REQUIREMENTS:
Quote the records in full and leave their pictures out.
* Start SUPPLIED RECORDS *
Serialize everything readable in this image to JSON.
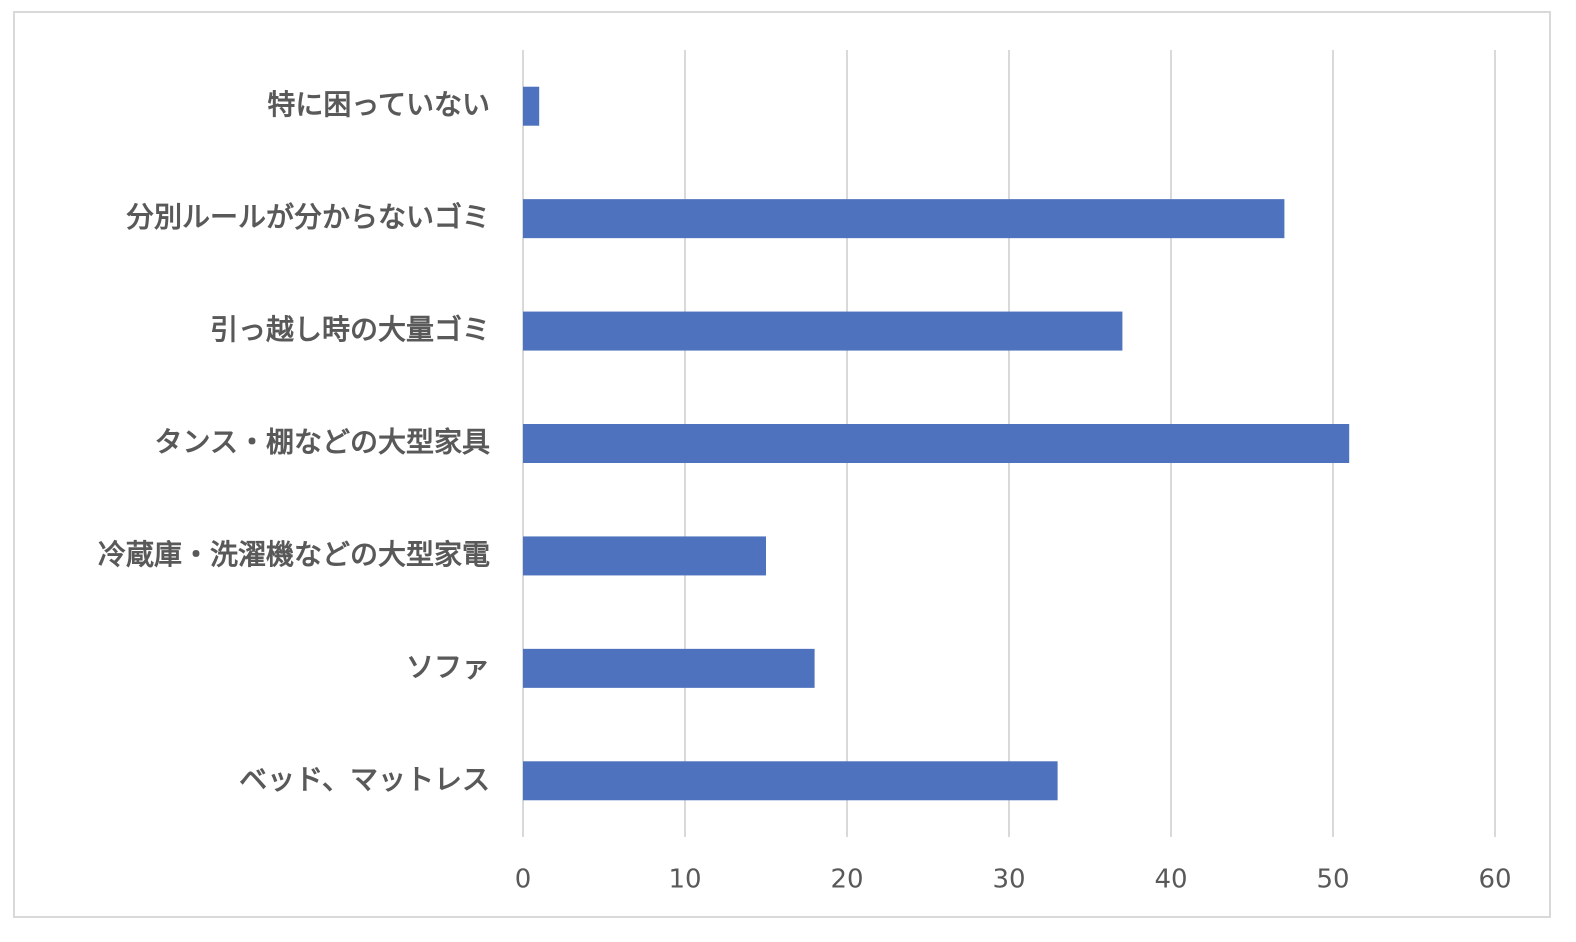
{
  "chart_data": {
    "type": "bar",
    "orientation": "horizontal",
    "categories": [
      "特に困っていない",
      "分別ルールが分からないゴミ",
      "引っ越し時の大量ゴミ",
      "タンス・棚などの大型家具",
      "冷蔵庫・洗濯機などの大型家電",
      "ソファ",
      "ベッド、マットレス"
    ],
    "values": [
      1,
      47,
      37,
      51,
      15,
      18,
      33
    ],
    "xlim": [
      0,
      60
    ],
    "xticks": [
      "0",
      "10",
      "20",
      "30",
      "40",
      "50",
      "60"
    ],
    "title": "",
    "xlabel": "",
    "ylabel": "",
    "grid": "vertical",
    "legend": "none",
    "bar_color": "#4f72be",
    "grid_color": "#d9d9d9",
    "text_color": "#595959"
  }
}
* End SUPPLIED RECORDS *
RESULT BELOW:
Serialize everything readable in this image to JSON.
{
  "chart_data": {
    "type": "bar",
    "orientation": "horizontal",
    "categories": [
      "特に困っていない",
      "分別ルールが分からないゴミ",
      "引っ越し時の大量ゴミ",
      "タンス・棚などの大型家具",
      "冷蔵庫・洗濯機などの大型家電",
      "ソファ",
      "ベッド、マットレス"
    ],
    "values": [
      1,
      47,
      37,
      51,
      15,
      18,
      33
    ],
    "xlim": [
      0,
      60
    ],
    "xticks": [
      "0",
      "10",
      "20",
      "30",
      "40",
      "50",
      "60"
    ],
    "title": "",
    "xlabel": "",
    "ylabel": "",
    "grid": "vertical",
    "legend": "none",
    "bar_color": "#4f72be",
    "grid_color": "#d9d9d9",
    "text_color": "#595959"
  }
}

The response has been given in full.